─── Records provided

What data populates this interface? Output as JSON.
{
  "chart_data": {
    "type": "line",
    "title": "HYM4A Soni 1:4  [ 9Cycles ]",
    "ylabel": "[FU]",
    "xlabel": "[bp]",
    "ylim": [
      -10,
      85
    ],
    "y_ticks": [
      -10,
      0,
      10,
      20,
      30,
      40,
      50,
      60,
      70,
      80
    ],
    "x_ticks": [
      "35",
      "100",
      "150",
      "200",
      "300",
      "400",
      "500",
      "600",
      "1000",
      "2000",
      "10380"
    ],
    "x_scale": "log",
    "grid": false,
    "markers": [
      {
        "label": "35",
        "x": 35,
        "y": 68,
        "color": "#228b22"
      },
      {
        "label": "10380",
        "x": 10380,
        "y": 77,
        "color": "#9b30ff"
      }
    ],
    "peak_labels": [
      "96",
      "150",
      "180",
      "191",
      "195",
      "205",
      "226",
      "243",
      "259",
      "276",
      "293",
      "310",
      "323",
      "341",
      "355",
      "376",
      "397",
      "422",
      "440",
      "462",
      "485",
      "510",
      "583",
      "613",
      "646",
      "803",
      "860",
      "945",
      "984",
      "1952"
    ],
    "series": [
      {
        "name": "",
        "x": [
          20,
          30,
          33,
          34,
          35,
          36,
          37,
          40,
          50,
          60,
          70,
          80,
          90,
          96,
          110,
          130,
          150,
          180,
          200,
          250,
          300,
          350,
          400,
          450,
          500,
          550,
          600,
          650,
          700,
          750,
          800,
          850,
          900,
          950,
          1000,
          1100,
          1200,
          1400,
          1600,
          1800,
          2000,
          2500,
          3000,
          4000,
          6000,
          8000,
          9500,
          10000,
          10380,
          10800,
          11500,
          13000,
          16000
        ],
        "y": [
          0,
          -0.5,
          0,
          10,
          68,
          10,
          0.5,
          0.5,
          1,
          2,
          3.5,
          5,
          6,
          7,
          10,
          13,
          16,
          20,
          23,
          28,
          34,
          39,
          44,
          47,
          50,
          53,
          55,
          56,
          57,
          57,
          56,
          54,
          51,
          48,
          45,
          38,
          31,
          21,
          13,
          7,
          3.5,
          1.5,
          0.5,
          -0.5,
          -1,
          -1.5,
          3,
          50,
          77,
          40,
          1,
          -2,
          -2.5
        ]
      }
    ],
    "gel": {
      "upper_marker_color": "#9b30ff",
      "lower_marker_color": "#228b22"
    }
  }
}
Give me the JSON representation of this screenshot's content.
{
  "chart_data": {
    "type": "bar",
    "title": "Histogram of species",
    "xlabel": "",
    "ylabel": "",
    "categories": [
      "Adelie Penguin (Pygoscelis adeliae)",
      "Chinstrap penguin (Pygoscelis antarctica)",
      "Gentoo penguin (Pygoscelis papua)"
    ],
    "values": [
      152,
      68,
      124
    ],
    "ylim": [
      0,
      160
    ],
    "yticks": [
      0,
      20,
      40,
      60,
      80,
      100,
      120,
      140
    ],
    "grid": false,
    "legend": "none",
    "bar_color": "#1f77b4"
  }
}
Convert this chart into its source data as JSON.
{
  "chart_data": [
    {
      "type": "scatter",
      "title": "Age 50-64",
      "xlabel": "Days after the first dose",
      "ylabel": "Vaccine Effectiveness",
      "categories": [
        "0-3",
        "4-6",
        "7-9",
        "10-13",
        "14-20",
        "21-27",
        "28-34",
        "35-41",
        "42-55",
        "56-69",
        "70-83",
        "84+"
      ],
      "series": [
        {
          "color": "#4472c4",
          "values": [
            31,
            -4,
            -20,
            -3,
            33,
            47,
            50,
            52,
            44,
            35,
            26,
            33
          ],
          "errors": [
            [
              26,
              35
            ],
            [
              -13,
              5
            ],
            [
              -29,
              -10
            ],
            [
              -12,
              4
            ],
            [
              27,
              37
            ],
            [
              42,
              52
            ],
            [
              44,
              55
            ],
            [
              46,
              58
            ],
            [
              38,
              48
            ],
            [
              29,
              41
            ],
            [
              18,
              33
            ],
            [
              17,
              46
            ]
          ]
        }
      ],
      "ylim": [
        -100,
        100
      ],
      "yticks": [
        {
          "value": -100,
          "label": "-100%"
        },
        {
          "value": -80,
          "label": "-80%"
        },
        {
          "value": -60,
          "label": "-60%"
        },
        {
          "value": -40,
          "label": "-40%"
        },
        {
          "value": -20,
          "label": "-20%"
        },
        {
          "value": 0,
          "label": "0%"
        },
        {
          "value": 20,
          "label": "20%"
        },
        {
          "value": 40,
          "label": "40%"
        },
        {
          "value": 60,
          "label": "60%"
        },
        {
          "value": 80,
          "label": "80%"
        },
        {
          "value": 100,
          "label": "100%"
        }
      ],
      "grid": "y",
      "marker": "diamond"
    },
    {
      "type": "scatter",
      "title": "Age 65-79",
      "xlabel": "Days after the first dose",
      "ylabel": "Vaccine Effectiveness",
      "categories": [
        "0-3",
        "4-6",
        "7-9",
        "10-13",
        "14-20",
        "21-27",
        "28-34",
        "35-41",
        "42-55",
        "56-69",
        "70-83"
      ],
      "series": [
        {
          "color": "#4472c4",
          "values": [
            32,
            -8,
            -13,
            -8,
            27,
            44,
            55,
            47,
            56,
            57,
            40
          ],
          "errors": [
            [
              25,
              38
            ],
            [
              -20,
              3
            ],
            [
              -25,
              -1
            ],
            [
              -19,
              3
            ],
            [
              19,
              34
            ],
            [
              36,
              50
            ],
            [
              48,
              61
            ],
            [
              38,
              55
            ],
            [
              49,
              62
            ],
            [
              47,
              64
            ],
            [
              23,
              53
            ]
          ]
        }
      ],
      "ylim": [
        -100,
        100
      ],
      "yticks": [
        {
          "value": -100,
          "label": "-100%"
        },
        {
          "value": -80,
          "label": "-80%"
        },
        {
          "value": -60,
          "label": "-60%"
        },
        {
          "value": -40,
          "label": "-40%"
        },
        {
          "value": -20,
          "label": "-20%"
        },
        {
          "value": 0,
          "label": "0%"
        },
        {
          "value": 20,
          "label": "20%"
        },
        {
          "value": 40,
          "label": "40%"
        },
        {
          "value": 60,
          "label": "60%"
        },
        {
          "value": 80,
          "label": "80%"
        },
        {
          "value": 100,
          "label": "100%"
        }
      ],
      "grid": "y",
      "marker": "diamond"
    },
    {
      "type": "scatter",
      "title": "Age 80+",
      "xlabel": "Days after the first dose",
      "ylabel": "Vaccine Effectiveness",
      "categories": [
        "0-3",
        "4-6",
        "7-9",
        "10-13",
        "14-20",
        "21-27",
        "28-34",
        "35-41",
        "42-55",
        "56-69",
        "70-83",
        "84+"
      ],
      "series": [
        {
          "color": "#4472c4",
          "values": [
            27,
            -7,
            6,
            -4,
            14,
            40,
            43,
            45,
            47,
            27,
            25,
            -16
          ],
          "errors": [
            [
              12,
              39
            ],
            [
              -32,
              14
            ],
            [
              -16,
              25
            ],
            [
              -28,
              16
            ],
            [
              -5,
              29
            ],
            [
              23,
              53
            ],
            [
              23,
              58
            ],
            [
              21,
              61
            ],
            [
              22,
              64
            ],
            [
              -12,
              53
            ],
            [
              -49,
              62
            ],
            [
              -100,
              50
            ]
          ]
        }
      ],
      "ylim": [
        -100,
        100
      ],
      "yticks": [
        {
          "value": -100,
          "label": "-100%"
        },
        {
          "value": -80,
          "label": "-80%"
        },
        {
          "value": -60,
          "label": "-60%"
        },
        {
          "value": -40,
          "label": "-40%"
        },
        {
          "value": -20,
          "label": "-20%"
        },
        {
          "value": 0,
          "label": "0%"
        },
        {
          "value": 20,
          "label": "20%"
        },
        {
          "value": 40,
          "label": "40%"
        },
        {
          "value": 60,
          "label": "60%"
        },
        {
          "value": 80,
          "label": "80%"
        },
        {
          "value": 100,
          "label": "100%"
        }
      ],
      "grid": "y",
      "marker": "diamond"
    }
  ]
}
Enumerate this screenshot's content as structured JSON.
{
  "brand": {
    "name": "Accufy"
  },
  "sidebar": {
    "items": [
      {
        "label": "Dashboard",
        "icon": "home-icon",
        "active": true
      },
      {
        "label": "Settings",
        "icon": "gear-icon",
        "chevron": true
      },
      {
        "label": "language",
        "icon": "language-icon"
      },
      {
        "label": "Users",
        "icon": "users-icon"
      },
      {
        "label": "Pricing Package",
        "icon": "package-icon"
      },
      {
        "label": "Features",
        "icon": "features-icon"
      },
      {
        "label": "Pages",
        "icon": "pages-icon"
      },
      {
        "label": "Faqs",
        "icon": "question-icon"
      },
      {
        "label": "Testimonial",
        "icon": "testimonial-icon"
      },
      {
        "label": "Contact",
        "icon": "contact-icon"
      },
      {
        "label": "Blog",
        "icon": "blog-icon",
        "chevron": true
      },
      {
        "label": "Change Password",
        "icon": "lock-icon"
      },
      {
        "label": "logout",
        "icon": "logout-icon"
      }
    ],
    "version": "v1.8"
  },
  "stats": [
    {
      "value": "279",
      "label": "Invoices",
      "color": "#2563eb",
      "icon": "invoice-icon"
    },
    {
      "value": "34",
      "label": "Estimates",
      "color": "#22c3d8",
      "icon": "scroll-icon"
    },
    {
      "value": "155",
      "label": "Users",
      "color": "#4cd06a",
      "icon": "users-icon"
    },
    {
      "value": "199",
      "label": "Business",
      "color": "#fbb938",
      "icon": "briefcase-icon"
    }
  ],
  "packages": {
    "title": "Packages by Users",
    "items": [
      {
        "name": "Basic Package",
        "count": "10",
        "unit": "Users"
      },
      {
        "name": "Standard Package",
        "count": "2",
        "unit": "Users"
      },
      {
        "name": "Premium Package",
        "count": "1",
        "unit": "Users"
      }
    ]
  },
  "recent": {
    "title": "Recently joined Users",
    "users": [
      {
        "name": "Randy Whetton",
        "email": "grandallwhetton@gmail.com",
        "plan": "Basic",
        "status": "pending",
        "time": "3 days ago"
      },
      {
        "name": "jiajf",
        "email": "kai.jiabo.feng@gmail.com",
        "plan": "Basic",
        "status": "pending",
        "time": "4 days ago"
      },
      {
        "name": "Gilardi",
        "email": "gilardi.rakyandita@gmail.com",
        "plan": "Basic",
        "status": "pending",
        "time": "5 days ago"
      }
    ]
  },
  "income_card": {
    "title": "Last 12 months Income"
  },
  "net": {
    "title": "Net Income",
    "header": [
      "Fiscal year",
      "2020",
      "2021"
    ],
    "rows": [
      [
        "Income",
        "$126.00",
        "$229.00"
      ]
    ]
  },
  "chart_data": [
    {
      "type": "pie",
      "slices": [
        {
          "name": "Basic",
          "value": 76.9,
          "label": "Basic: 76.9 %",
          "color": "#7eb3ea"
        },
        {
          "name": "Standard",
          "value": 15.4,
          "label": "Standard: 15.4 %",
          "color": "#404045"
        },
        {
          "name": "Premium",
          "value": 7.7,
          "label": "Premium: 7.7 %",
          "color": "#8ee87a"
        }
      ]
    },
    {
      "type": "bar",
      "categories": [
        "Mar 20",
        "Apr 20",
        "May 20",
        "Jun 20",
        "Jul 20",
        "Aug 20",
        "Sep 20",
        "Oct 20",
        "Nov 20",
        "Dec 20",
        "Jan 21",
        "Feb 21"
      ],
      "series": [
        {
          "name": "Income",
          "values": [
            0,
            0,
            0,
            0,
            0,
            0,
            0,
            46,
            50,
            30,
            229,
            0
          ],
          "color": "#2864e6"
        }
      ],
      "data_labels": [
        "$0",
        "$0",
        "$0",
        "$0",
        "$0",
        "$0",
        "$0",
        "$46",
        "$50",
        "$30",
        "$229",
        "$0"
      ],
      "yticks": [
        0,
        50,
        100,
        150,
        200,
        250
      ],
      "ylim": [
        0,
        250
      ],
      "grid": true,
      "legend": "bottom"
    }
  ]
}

──────

[Problem description] Select every line above that contains the word "Pygoscelis", and copy it.

[Final result]
      "Adelie Penguin (Pygoscelis adeliae)",
      "Chinstrap penguin (Pygoscelis antarctica)",
      "Gentoo penguin (Pygoscelis papua)"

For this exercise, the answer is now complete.